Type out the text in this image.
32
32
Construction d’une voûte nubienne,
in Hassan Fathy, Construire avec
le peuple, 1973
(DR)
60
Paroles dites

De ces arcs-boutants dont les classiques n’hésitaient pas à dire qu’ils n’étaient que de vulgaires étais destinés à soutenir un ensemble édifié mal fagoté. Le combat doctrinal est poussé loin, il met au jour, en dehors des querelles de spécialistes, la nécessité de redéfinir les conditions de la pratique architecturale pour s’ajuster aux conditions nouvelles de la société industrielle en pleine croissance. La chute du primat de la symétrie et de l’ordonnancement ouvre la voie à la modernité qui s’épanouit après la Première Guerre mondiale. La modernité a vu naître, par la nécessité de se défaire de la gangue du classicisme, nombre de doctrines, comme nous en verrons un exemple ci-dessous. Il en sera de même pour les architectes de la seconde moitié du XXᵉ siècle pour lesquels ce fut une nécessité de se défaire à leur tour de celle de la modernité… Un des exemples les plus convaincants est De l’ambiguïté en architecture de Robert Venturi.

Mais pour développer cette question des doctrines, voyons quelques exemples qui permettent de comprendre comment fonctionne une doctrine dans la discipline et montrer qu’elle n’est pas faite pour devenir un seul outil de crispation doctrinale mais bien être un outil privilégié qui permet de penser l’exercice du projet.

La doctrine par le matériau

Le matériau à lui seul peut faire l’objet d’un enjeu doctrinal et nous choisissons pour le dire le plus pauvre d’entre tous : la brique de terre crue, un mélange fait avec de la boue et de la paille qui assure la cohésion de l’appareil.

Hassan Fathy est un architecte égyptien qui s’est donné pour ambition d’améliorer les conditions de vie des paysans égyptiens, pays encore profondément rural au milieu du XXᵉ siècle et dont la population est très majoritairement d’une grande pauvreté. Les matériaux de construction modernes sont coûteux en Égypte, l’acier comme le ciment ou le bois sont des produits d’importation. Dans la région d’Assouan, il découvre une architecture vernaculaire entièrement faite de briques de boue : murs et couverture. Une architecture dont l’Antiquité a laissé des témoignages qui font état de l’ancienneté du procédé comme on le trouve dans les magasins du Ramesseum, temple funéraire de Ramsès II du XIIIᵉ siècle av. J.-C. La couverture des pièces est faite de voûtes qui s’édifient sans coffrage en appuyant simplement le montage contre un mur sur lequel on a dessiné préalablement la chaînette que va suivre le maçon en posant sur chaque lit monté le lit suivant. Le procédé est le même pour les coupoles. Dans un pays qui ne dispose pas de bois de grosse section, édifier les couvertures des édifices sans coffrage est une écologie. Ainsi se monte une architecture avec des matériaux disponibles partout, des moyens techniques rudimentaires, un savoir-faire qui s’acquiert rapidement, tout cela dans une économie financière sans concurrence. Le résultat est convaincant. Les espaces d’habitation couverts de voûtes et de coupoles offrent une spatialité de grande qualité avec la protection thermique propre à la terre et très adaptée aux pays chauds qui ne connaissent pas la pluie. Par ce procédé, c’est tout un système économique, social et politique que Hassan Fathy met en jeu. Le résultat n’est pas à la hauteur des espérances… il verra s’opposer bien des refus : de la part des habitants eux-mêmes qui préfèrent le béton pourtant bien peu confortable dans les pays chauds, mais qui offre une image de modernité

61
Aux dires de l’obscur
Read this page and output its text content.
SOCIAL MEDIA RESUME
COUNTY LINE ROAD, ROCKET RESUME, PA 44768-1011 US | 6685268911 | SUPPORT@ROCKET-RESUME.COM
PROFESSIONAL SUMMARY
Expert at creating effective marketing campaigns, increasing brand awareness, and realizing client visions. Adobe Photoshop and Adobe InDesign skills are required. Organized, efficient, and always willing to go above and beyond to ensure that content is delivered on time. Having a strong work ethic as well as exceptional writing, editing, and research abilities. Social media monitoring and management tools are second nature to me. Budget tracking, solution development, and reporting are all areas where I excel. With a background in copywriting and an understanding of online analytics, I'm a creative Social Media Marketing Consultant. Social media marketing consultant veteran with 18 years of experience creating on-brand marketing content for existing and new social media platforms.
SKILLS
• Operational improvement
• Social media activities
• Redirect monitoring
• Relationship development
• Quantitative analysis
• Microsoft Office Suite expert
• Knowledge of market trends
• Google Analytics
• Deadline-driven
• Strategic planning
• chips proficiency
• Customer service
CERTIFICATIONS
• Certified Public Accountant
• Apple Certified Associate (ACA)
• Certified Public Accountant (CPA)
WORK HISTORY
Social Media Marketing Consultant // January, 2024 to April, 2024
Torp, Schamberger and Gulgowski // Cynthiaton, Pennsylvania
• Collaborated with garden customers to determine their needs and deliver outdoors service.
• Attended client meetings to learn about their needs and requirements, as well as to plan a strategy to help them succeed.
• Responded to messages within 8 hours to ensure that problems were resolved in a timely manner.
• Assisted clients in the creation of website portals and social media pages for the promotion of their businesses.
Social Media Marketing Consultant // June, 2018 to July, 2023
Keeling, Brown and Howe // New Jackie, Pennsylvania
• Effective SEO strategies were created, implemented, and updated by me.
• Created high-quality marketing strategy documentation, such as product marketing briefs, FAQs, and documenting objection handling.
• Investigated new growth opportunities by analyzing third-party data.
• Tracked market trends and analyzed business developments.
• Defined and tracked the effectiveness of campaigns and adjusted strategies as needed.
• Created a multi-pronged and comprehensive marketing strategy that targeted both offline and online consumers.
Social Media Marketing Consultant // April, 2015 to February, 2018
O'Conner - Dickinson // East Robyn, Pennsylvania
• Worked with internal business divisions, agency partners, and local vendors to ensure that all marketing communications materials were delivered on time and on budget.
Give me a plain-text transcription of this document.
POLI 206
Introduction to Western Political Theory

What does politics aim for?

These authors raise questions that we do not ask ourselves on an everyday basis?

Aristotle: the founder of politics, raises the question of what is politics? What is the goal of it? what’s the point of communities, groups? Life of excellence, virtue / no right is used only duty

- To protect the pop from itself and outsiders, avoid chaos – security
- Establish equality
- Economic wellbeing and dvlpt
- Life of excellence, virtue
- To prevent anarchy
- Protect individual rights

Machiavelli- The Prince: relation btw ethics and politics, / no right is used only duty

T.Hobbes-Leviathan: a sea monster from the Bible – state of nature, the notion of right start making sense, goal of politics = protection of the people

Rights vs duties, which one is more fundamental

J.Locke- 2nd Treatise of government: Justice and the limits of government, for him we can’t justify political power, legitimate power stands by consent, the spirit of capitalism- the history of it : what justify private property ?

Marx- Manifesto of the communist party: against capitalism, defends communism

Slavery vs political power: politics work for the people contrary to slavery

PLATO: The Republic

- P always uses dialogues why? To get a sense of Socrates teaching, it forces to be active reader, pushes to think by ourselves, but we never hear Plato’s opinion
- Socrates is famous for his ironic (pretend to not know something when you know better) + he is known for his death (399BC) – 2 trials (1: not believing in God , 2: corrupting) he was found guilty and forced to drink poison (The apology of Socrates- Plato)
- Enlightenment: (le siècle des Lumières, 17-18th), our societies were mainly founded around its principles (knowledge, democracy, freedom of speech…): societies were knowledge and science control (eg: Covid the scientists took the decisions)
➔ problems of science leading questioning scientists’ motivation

===

Goal of the exercise: Return what is listed above, exactly and completely.

Finished answer:
Type out the text in this image.
32
32
Construction d’une voûte nubienne,
in Hassan Fathy, Construire avec
le peuple, 1973
(DR)
60
Paroles dites

De ces arcs-boutants dont les classiques n’hésitaient pas à dire qu’ils n’étaient que de vulgaires étais destinés à soutenir un ensemble édifié mal fagoté. Le combat doctrinal est poussé loin, il met au jour, en dehors des querelles de spécialistes, la nécessité de redéfinir les conditions de la pratique architecturale pour s’ajuster aux conditions nouvelles de la société industrielle en pleine croissance. La chute du primat de la symétrie et de l’ordonnancement ouvre la voie à la modernité qui s’épanouit après la Première Guerre mondiale. La modernité a vu naître, par la nécessité de se défaire de la gangue du classicisme, nombre de doctrines, comme nous en verrons un exemple ci-dessous. Il en sera de même pour les architectes de la seconde moitié du XXᵉ siècle pour lesquels ce fut une nécessité de se défaire à leur tour de celle de la modernité… Un des exemples les plus convaincants est De l’ambiguïté en architecture de Robert Venturi.

Mais pour développer cette question des doctrines, voyons quelques exemples qui permettent de comprendre comment fonctionne une doctrine dans la discipline et montrer qu’elle n’est pas faite pour devenir un seul outil de crispation doctrinale mais bien être un outil privilégié qui permet de penser l’exercice du projet.

La doctrine par le matériau

Le matériau à lui seul peut faire l’objet d’un enjeu doctrinal et nous choisissons pour le dire le plus pauvre d’entre tous : la brique de terre crue, un mélange fait avec de la boue et de la paille qui assure la cohésion de l’appareil.

Hassan Fathy est un architecte égyptien qui s’est donné pour ambition d’améliorer les conditions de vie des paysans égyptiens, pays encore profondément rural au milieu du XXᵉ siècle et dont la population est très majoritairement d’une grande pauvreté. Les matériaux de construction modernes sont coûteux en Égypte, l’acier comme le ciment ou le bois sont des produits d’importation. Dans la région d’Assouan, il découvre une architecture vernaculaire entièrement faite de briques de boue : murs et couverture. Une architecture dont l’Antiquité a laissé des témoignages qui font état de l’ancienneté du procédé comme on le trouve dans les magasins du Ramesseum, temple funéraire de Ramsès II du XIIIᵉ siècle av. J.-C. La couverture des pièces est faite de voûtes qui s’édifient sans coffrage en appuyant simplement le montage contre un mur sur lequel on a dessiné préalablement la chaînette que va suivre le maçon en posant sur chaque lit monté le lit suivant. Le procédé est le même pour les coupoles. Dans un pays qui ne dispose pas de bois de grosse section, édifier les couvertures des édifices sans coffrage est une écologie. Ainsi se monte une architecture avec des matériaux disponibles partout, des moyens techniques rudimentaires, un savoir-faire qui s’acquiert rapidement, tout cela dans une économie financière sans concurrence. Le résultat est convaincant. Les espaces d’habitation couverts de voûtes et de coupoles offrent une spatialité de grande qualité avec la protection thermique propre à la terre et très adaptée aux pays chauds qui ne connaissent pas la pluie. Par ce procédé, c’est tout un système économique, social et politique que Hassan Fathy met en jeu. Le résultat n’est pas à la hauteur des espérances… il verra s’opposer bien des refus : de la part des habitants eux-mêmes qui préfèrent le béton pourtant bien peu confortable dans les pays chauds, mais qui offre une image de modernité

61
Aux dires de l’obscur
Read this page and output its text content.
SOCIAL MEDIA RESUME
COUNTY LINE ROAD, ROCKET RESUME, PA 44768-1011 US | 6685268911 | SUPPORT@ROCKET-RESUME.COM
PROFESSIONAL SUMMARY
Expert at creating effective marketing campaigns, increasing brand awareness, and realizing client visions. Adobe Photoshop and Adobe InDesign skills are required. Organized, efficient, and always willing to go above and beyond to ensure that content is delivered on time. Having a strong work ethic as well as exceptional writing, editing, and research abilities. Social media monitoring and management tools are second nature to me. Budget tracking, solution development, and reporting are all areas where I excel. With a background in copywriting and an understanding of online analytics, I'm a creative Social Media Marketing Consultant. Social media marketing consultant veteran with 18 years of experience creating on-brand marketing content for existing and new social media platforms.
SKILLS
• Operational improvement
• Social media activities
• Redirect monitoring
• Relationship development
• Quantitative analysis
• Microsoft Office Suite expert
• Knowledge of market trends
• Google Analytics
• Deadline-driven
• Strategic planning
• chips proficiency
• Customer service
CERTIFICATIONS
• Certified Public Accountant
• Apple Certified Associate (ACA)
• Certified Public Accountant (CPA)
WORK HISTORY
Social Media Marketing Consultant // January, 2024 to April, 2024
Torp, Schamberger and Gulgowski // Cynthiaton, Pennsylvania
• Collaborated with garden customers to determine their needs and deliver outdoors service.
• Attended client meetings to learn about their needs and requirements, as well as to plan a strategy to help them succeed.
• Responded to messages within 8 hours to ensure that problems were resolved in a timely manner.
• Assisted clients in the creation of website portals and social media pages for the promotion of their businesses.
Social Media Marketing Consultant // June, 2018 to July, 2023
Keeling, Brown and Howe // New Jackie, Pennsylvania
• Effective SEO strategies were created, implemented, and updated by me.
• Created high-quality marketing strategy documentation, such as product marketing briefs, FAQs, and documenting objection handling.
• Investigated new growth opportunities by analyzing third-party data.
• Tracked market trends and analyzed business developments.
• Defined and tracked the effectiveness of campaigns and adjusted strategies as needed.
• Created a multi-pronged and comprehensive marketing strategy that targeted both offline and online consumers.
Social Media Marketing Consultant // April, 2015 to February, 2018
O'Conner - Dickinson // East Robyn, Pennsylvania
• Worked with internal business divisions, agency partners, and local vendors to ensure that all marketing communications materials were delivered on time and on budget.
Give me a plain-text transcription of this document.
POLI 206
Introduction to Western Political Theory

What does politics aim for?

These authors raise questions that we do not ask ourselves on an everyday basis?

Aristotle: the founder of politics, raises the question of what is politics? What is the goal of it? what’s the point of communities, groups? Life of excellence, virtue / no right is used only duty

- To protect the pop from itself and outsiders, avoid chaos – security
- Establish equality
- Economic wellbeing and dvlpt
- Life of excellence, virtue
- To prevent anarchy
- Protect individual rights

Machiavelli- The Prince: relation btw ethics and politics, / no right is used only duty

T.Hobbes-Leviathan: a sea monster from the Bible – state of nature, the notion of right start making sense, goal of politics = protection of the people

Rights vs duties, which one is more fundamental

J.Locke- 2nd Treatise of government: Justice and the limits of government, for him we can’t justify political power, legitimate power stands by consent, the spirit of capitalism- the history of it : what justify private property ?

Marx- Manifesto of the communist party: against capitalism, defends communism

Slavery vs political power: politics work for the people contrary to slavery

PLATO: The Republic

- P always uses dialogues why? To get a sense of Socrates teaching, it forces to be active reader, pushes to think by ourselves, but we never hear Plato’s opinion
- Socrates is famous for his ironic (pretend to not know something when you know better) + he is known for his death (399BC) – 2 trials (1: not believing in God , 2: corrupting) he was found guilty and forced to drink poison (The apology of Socrates- Plato)
- Enlightenment: (le siècle des Lumières, 17-18th), our societies were mainly founded around its principles (knowledge, democracy, freedom of speech…): societies were knowledge and science control (eg: Covid the scientists took the decisions)
➔ problems of science leading questioning scientists’ motivation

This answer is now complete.